(Requirements): A faithful transcription of all the data is required.

-- start Records for the exercise --

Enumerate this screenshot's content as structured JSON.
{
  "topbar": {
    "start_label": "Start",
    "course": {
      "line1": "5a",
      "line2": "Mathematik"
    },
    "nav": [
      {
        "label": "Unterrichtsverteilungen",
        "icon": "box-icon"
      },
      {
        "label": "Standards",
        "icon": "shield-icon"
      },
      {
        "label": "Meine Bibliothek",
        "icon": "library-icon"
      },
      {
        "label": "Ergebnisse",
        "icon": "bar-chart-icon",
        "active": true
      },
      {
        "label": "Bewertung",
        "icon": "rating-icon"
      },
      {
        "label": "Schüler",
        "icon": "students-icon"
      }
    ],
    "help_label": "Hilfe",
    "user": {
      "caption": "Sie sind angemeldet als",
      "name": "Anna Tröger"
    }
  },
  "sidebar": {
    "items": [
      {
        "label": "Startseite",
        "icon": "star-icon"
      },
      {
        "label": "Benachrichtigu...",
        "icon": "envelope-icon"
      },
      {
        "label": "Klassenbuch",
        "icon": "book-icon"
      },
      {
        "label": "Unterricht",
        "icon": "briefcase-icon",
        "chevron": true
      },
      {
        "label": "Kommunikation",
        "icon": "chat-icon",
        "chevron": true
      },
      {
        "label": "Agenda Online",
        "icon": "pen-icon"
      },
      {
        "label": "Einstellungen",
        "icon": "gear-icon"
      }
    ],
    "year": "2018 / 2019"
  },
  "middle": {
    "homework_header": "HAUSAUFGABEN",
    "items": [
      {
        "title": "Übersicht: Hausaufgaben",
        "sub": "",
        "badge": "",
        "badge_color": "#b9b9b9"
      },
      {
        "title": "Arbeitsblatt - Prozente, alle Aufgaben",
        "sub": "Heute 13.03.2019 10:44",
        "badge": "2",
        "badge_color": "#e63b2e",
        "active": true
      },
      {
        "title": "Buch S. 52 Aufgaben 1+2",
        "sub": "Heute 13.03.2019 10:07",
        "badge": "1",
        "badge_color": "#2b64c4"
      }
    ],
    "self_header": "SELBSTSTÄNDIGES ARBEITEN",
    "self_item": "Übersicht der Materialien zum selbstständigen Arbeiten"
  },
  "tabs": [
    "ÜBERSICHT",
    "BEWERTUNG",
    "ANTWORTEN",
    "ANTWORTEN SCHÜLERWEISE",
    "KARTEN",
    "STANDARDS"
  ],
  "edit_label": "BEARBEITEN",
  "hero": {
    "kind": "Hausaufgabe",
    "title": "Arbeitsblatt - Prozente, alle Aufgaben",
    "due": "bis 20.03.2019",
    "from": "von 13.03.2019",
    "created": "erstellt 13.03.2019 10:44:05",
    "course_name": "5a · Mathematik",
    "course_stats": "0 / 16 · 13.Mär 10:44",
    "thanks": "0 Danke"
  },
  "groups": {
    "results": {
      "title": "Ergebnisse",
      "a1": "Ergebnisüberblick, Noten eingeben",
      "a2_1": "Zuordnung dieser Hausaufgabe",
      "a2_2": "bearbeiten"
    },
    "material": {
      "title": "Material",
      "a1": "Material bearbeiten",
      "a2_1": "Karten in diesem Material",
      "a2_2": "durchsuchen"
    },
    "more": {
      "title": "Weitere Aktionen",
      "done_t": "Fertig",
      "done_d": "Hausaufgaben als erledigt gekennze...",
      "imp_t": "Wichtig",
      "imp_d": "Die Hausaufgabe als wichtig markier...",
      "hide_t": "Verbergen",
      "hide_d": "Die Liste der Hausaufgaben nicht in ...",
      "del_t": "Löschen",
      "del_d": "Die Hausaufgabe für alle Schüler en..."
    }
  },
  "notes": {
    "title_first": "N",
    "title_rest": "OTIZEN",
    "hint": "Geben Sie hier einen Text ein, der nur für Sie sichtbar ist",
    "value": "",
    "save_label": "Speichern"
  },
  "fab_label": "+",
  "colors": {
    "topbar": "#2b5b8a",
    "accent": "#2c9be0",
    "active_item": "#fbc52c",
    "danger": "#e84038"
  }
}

-- end Records for the exercise --

(Exercise response):
Enumerate this screenshot's content as structured JSON.
{
  "topbar": {
    "start_label": "Start",
    "course": {
      "line1": "5a",
      "line2": "Mathematik"
    },
    "nav": [
      {
        "label": "Unterrichtsverteilungen",
        "icon": "box-icon"
      },
      {
        "label": "Standards",
        "icon": "shield-icon"
      },
      {
        "label": "Meine Bibliothek",
        "icon": "library-icon"
      },
      {
        "label": "Ergebnisse",
        "icon": "bar-chart-icon",
        "active": true
      },
      {
        "label": "Bewertung",
        "icon": "rating-icon"
      },
      {
        "label": "Schüler",
        "icon": "students-icon"
      }
    ],
    "help_label": "Hilfe",
    "user": {
      "caption": "Sie sind angemeldet als",
      "name": "Anna Tröger"
    }
  },
  "sidebar": {
    "items": [
      {
        "label": "Startseite",
        "icon": "star-icon"
      },
      {
        "label": "Benachrichtigu...",
        "icon": "envelope-icon"
      },
      {
        "label": "Klassenbuch",
        "icon": "book-icon"
      },
      {
        "label": "Unterricht",
        "icon": "briefcase-icon",
        "chevron": true
      },
      {
        "label": "Kommunikation",
        "icon": "chat-icon",
        "chevron": true
      },
      {
        "label": "Agenda Online",
        "icon": "pen-icon"
      },
      {
        "label": "Einstellungen",
        "icon": "gear-icon"
      }
    ],
    "year": "2018 / 2019"
  },
  "middle": {
    "homework_header": "HAUSAUFGABEN",
    "items": [
      {
        "title": "Übersicht: Hausaufgaben",
        "sub": "",
        "badge": "",
        "badge_color": "#b9b9b9"
      },
      {
        "title": "Arbeitsblatt - Prozente, alle Aufgaben",
        "sub": "Heute 13.03.2019 10:44",
        "badge": "2",
        "badge_color": "#e63b2e",
        "active": true
      },
      {
        "title": "Buch S. 52 Aufgaben 1+2",
        "sub": "Heute 13.03.2019 10:07",
        "badge": "1",
        "badge_color": "#2b64c4"
      }
    ],
    "self_header": "SELBSTSTÄNDIGES ARBEITEN",
    "self_item": "Übersicht der Materialien zum selbstständigen Arbeiten"
  },
  "tabs": [
    "ÜBERSICHT",
    "BEWERTUNG",
    "ANTWORTEN",
    "ANTWORTEN SCHÜLERWEISE",
    "KARTEN",
    "STANDARDS"
  ],
  "edit_label": "BEARBEITEN",
  "hero": {
    "kind": "Hausaufgabe",
    "title": "Arbeitsblatt - Prozente, alle Aufgaben",
    "due": "bis 20.03.2019",
    "from": "von 13.03.2019",
    "created": "erstellt 13.03.2019 10:44:05",
    "course_name": "5a · Mathematik",
    "course_stats": "0 / 16 · 13.Mär 10:44",
    "thanks": "0 Danke"
  },
  "groups": {
    "results": {
      "title": "Ergebnisse",
      "a1": "Ergebnisüberblick, Noten eingeben",
      "a2_1": "Zuordnung dieser Hausaufgabe",
      "a2_2": "bearbeiten"
    },
    "material": {
      "title": "Material",
      "a1": "Material bearbeiten",
      "a2_1": "Karten in diesem Material",
      "a2_2": "durchsuchen"
    },
    "more": {
      "title": "Weitere Aktionen",
      "done_t": "Fertig",
      "done_d": "Hausaufgaben als erledigt gekennze...",
      "imp_t": "Wichtig",
      "imp_d": "Die Hausaufgabe als wichtig markier...",
      "hide_t": "Verbergen",
      "hide_d": "Die Liste der Hausaufgaben nicht in ...",
      "del_t": "Löschen",
      "del_d": "Die Hausaufgabe für alle Schüler en..."
    }
  },
  "notes": {
    "title_first": "N",
    "title_rest": "OTIZEN",
    "hint": "Geben Sie hier einen Text ein, der nur für Sie sichtbar ist",
    "value": "",
    "save_label": "Speichern"
  },
  "fab_label": "+",
  "colors": {
    "topbar": "#2b5b8a",
    "accent": "#2c9be0",
    "active_item": "#fbc52c",
    "danger": "#e84038"
  }
}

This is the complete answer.